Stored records
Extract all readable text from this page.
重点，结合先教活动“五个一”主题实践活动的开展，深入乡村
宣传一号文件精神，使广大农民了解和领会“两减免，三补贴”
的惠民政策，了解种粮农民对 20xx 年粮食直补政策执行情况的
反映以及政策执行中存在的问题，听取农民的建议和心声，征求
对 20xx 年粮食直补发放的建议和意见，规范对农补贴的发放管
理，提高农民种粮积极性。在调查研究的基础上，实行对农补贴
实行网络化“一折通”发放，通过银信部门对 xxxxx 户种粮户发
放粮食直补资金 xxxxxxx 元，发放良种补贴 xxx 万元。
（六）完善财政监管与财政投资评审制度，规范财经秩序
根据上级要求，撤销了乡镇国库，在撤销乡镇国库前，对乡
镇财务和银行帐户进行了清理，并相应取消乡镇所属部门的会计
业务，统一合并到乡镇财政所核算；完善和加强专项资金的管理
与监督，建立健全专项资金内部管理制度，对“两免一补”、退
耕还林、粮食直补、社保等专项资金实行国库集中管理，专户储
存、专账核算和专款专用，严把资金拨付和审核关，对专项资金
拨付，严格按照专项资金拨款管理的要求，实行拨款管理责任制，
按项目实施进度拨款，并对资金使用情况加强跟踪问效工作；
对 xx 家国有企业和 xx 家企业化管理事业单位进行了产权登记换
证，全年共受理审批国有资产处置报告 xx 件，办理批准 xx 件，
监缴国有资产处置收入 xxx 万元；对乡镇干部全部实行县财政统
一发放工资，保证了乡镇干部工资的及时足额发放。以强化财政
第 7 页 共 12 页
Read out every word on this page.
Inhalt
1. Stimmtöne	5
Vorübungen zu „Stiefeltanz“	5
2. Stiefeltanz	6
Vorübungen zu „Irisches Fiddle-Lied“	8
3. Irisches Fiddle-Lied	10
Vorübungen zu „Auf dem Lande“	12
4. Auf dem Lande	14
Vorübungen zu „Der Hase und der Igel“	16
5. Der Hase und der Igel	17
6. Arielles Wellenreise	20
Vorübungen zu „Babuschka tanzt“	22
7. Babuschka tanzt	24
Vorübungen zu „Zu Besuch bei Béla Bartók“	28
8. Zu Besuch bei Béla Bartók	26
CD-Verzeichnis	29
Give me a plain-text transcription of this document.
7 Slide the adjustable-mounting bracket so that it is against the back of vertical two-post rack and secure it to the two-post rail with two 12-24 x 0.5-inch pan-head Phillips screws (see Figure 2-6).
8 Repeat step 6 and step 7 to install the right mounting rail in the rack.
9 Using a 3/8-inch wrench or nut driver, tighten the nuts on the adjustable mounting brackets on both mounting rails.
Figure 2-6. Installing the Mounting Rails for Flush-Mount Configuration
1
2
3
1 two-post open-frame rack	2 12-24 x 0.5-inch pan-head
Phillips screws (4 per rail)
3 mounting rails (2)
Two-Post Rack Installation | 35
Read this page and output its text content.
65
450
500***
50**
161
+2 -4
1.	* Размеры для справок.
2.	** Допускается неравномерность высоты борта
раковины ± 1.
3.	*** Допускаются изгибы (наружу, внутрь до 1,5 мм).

— Work to complete —
Extract all lines from the material above that include the word "tanzt".

— Task answer —
Vorübungen zu „Babuschka tanzt“	22
7. Babuschka tanzt	24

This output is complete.